* **BRIEF**
Reproduce the material in full, exactly as written.

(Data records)
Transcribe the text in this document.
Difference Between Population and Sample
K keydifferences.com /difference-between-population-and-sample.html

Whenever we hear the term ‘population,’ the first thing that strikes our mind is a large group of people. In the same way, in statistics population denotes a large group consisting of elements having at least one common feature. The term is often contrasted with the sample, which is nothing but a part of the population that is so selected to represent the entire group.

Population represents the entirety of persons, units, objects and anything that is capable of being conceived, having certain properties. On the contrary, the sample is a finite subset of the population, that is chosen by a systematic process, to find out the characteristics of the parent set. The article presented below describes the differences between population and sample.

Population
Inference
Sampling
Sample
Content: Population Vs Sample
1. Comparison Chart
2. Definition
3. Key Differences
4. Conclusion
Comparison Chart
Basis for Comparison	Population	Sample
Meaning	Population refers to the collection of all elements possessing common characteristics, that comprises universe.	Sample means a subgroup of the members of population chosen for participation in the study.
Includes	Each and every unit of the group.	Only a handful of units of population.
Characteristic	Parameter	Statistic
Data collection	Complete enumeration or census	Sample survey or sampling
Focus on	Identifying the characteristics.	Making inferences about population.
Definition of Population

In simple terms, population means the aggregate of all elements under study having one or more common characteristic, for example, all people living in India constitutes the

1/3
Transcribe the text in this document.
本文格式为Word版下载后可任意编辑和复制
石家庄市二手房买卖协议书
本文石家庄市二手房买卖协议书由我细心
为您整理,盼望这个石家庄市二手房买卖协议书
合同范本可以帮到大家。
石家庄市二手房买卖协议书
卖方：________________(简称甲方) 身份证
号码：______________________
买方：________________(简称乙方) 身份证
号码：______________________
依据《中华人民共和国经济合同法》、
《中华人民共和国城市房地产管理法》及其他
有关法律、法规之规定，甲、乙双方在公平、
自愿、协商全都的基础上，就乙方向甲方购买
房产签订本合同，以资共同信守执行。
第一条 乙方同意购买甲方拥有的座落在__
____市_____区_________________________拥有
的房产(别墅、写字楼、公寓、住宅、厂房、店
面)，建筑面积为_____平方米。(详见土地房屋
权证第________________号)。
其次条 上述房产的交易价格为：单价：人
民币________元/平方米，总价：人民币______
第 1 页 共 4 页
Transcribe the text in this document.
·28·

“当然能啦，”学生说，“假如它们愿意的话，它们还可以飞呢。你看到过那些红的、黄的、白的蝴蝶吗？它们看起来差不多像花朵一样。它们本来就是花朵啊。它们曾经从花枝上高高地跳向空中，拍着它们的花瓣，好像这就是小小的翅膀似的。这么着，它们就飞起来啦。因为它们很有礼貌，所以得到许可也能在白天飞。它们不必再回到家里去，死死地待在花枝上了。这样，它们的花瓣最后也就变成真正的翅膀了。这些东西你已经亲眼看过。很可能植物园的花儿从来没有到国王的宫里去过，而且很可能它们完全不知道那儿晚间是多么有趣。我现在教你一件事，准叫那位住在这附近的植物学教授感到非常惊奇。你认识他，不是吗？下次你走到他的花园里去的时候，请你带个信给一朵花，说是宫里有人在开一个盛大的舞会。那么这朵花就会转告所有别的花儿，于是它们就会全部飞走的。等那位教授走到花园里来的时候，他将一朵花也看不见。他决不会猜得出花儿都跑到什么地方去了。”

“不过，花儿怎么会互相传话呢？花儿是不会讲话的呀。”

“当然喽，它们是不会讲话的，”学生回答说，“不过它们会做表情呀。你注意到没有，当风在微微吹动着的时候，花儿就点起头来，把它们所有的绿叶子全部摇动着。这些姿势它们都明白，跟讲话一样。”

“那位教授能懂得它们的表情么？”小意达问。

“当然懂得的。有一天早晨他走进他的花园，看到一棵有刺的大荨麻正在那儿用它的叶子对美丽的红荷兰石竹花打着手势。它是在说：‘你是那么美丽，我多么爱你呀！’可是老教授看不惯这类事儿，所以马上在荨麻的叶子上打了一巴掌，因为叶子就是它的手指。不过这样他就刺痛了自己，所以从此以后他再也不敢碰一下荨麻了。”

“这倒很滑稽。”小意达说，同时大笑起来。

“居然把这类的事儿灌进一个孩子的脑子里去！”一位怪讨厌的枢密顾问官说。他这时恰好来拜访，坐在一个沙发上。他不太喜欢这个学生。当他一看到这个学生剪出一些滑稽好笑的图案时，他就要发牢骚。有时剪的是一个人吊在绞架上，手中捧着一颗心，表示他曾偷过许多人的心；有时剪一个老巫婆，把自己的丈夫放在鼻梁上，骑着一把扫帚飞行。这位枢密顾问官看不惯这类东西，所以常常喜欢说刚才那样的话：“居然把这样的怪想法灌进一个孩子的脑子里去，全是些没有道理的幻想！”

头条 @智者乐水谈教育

* **OUTPUT OF THE EXERCISE**
Transcribe the text in this document.
Difference Between Population and Sample
K keydifferences.com /difference-between-population-and-sample.html

Whenever we hear the term ‘population,’ the first thing that strikes our mind is a large group of people. In the same way, in statistics population denotes a large group consisting of elements having at least one common feature. The term is often contrasted with the sample, which is nothing but a part of the population that is so selected to represent the entire group.

Population represents the entirety of persons, units, objects and anything that is capable of being conceived, having certain properties. On the contrary, the sample is a finite subset of the population, that is chosen by a systematic process, to find out the characteristics of the parent set. The article presented below describes the differences between population and sample.

Population
Inference
Sampling
Sample
Content: Population Vs Sample
1. Comparison Chart
2. Definition
3. Key Differences
4. Conclusion
Comparison Chart
Basis for Comparison	Population	Sample
Meaning	Population refers to the collection of all elements possessing common characteristics, that comprises universe.	Sample means a subgroup of the members of population chosen for participation in the study.
Includes	Each and every unit of the group.	Only a handful of units of population.
Characteristic	Parameter	Statistic
Data collection	Complete enumeration or census	Sample survey or sampling
Focus on	Identifying the characteristics.	Making inferences about population.
Definition of Population

In simple terms, population means the aggregate of all elements under study having one or more common characteristic, for example, all people living in India constitutes the

1/3
Transcribe the text in this document.
本文格式为Word版下载后可任意编辑和复制
石家庄市二手房买卖协议书
本文石家庄市二手房买卖协议书由我细心
为您整理,盼望这个石家庄市二手房买卖协议书
合同范本可以帮到大家。
石家庄市二手房买卖协议书
卖方：________________(简称甲方) 身份证
号码：______________________
买方：________________(简称乙方) 身份证
号码：______________________
依据《中华人民共和国经济合同法》、
《中华人民共和国城市房地产管理法》及其他
有关法律、法规之规定，甲、乙双方在公平、
自愿、协商全都的基础上，就乙方向甲方购买
房产签订本合同，以资共同信守执行。
第一条 乙方同意购买甲方拥有的座落在__
____市_____区_________________________拥有
的房产(别墅、写字楼、公寓、住宅、厂房、店
面)，建筑面积为_____平方米。(详见土地房屋
权证第________________号)。
其次条 上述房产的交易价格为：单价：人
民币________元/平方米，总价：人民币______
第 1 页 共 4 页
Transcribe the text in this document.
·28·

“当然能啦，”学生说，“假如它们愿意的话，它们还可以飞呢。你看到过那些红的、黄的、白的蝴蝶吗？它们看起来差不多像花朵一样。它们本来就是花朵啊。它们曾经从花枝上高高地跳向空中，拍着它们的花瓣，好像这就是小小的翅膀似的。这么着，它们就飞起来啦。因为它们很有礼貌，所以得到许可也能在白天飞。它们不必再回到家里去，死死地待在花枝上了。这样，它们的花瓣最后也就变成真正的翅膀了。这些东西你已经亲眼看过。很可能植物园的花儿从来没有到国王的宫里去过，而且很可能它们完全不知道那儿晚间是多么有趣。我现在教你一件事，准叫那位住在这附近的植物学教授感到非常惊奇。你认识他，不是吗？下次你走到他的花园里去的时候，请你带个信给一朵花，说是宫里有人在开一个盛大的舞会。那么这朵花就会转告所有别的花儿，于是它们就会全部飞走的。等那位教授走到花园里来的时候，他将一朵花也看不见。他决不会猜得出花儿都跑到什么地方去了。”

“不过，花儿怎么会互相传话呢？花儿是不会讲话的呀。”

“当然喽，它们是不会讲话的，”学生回答说，“不过它们会做表情呀。你注意到没有，当风在微微吹动着的时候，花儿就点起头来，把它们所有的绿叶子全部摇动着。这些姿势它们都明白，跟讲话一样。”

“那位教授能懂得它们的表情么？”小意达问。

“当然懂得的。有一天早晨他走进他的花园，看到一棵有刺的大荨麻正在那儿用它的叶子对美丽的红荷兰石竹花打着手势。它是在说：‘你是那么美丽，我多么爱你呀！’可是老教授看不惯这类事儿，所以马上在荨麻的叶子上打了一巴掌，因为叶子就是它的手指。不过这样他就刺痛了自己，所以从此以后他再也不敢碰一下荨麻了。”

“这倒很滑稽。”小意达说，同时大笑起来。

“居然把这类的事儿灌进一个孩子的脑子里去！”一位怪讨厌的枢密顾问官说。他这时恰好来拜访，坐在一个沙发上。他不太喜欢这个学生。当他一看到这个学生剪出一些滑稽好笑的图案时，他就要发牢骚。有时剪的是一个人吊在绞架上，手中捧着一颗心，表示他曾偷过许多人的心；有时剪一个老巫婆，把自己的丈夫放在鼻梁上，骑着一把扫帚飞行。这位枢密顾问官看不惯这类东西，所以常常喜欢说刚才那样的话：“居然把这样的怪想法灌进一个孩子的脑子里去，全是些没有道理的幻想！”

头条 @智者乐水谈教育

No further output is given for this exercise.